* [Your objective]:
Give the entries back exactly, dropping each image.

* [Records provided]:
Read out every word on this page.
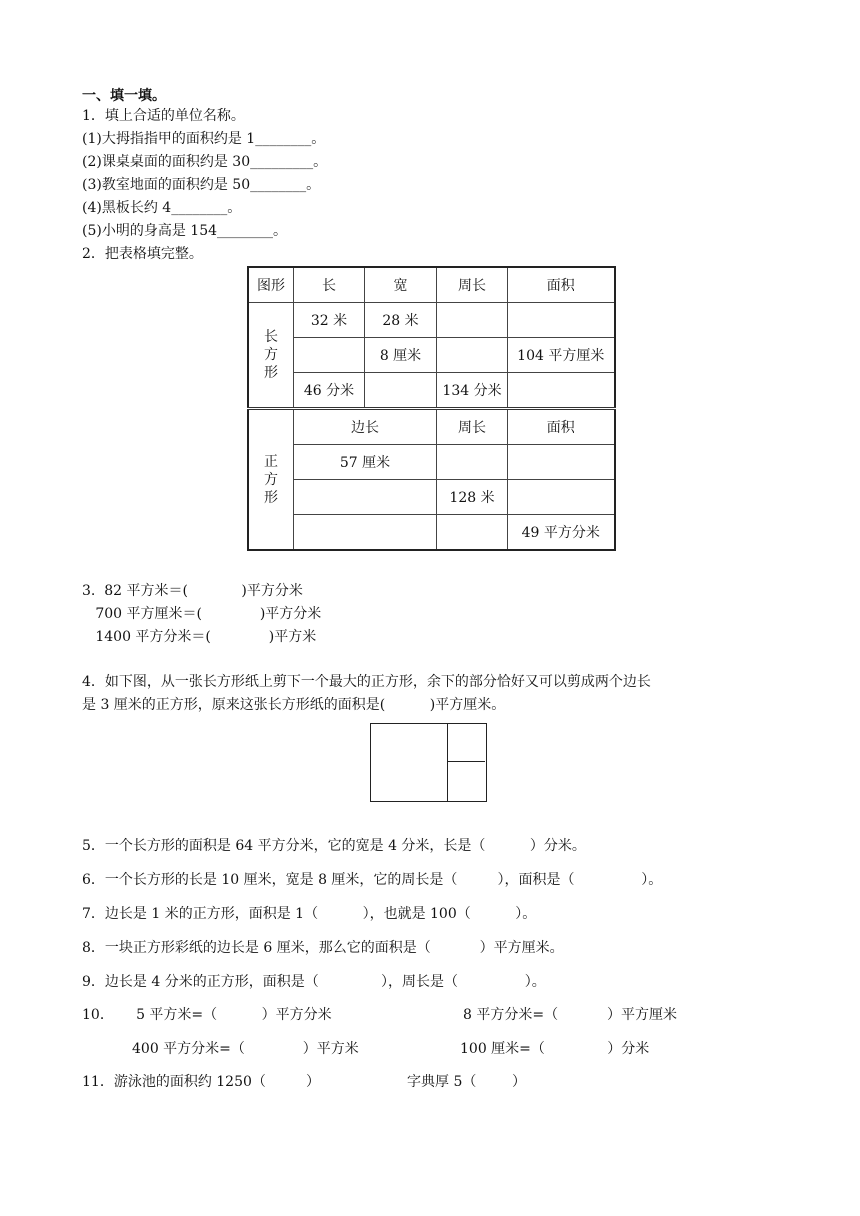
一、填一填。
1．填上合适的单位名称。
(1)大拇指指甲的面积约是 1________。
(2)课桌桌面的面积约是 30_________。
(3)教室地面的面积约是 50________。
(4)黑板长约 4________。
(5)小明的身高是 154________。
2．把表格填完整。
图形	长	宽	周长	面积
长
方
形	32 米	28 米		
		8 厘米		104 平方厘米
	46 分米		134 分米	
正
方
形	边长		周长	面积
	57 厘米			
			128 米	
				49 平方分米
3.  82 平方米＝(            )平方分米
700 平方厘米＝(             )平方分米
1400 平方分米＝(             )平方米
4．如下图，从一张长方形纸上剪下一个最大的正方形，余下的部分恰好又可以剪成两个边长
是 3 厘米的正方形，原来这张长方形纸的面积是(          )平方厘米。
5．一个长方形的面积是 64 平方分米，它的宽是 4 分米，长是（          ）分米。
6．一个长方形的长是 10 厘米，宽是 8 厘米，它的周长是（         ），面积是（               ）。
7．边长是 1 米的正方形，面积是 1（          ），也就是 100（          ）。
8．一块正方形彩纸的边长是 6 厘米，那么它的面积是（           ）平方厘米。
9．边长是 4 分米的正方形，面积是（              ），周长是（               ）。
10．     5 平方米=（          ）平方分米	8 平方分米=（           ）平方厘米
400 平方分米=（             ）平方米	100 厘米=（              ）分米
11．游泳池的面积约 1250（         ）	字典厚 5（        ）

* [Complete output]:
Read out every word on this page.
一、填一填。
1．填上合适的单位名称。
(1)大拇指指甲的面积约是 1________。
(2)课桌桌面的面积约是 30_________。
(3)教室地面的面积约是 50________。
(4)黑板长约 4________。
(5)小明的身高是 154________。
2．把表格填完整。
图形	长	宽	周长	面积
长
方
形	32 米	28 米		
		8 厘米		104 平方厘米
	46 分米		134 分米	
正
方
形	边长		周长	面积
	57 厘米			
			128 米	
				49 平方分米
3.  82 平方米＝(            )平方分米
700 平方厘米＝(             )平方分米
1400 平方分米＝(             )平方米
4．如下图，从一张长方形纸上剪下一个最大的正方形，余下的部分恰好又可以剪成两个边长
是 3 厘米的正方形，原来这张长方形纸的面积是(          )平方厘米。
5．一个长方形的面积是 64 平方分米，它的宽是 4 分米，长是（          ）分米。
6．一个长方形的长是 10 厘米，宽是 8 厘米，它的周长是（         ），面积是（               ）。
7．边长是 1 米的正方形，面积是 1（          ），也就是 100（          ）。
8．一块正方形彩纸的边长是 6 厘米，那么它的面积是（           ）平方厘米。
9．边长是 4 分米的正方形，面积是（              ），周长是（               ）。
10．     5 平方米=（          ）平方分米	8 平方分米=（           ）平方厘米
400 平方分米=（             ）平方米	100 厘米=（              ）分米
11．游泳池的面积约 1250（         ）	字典厚 5（        ）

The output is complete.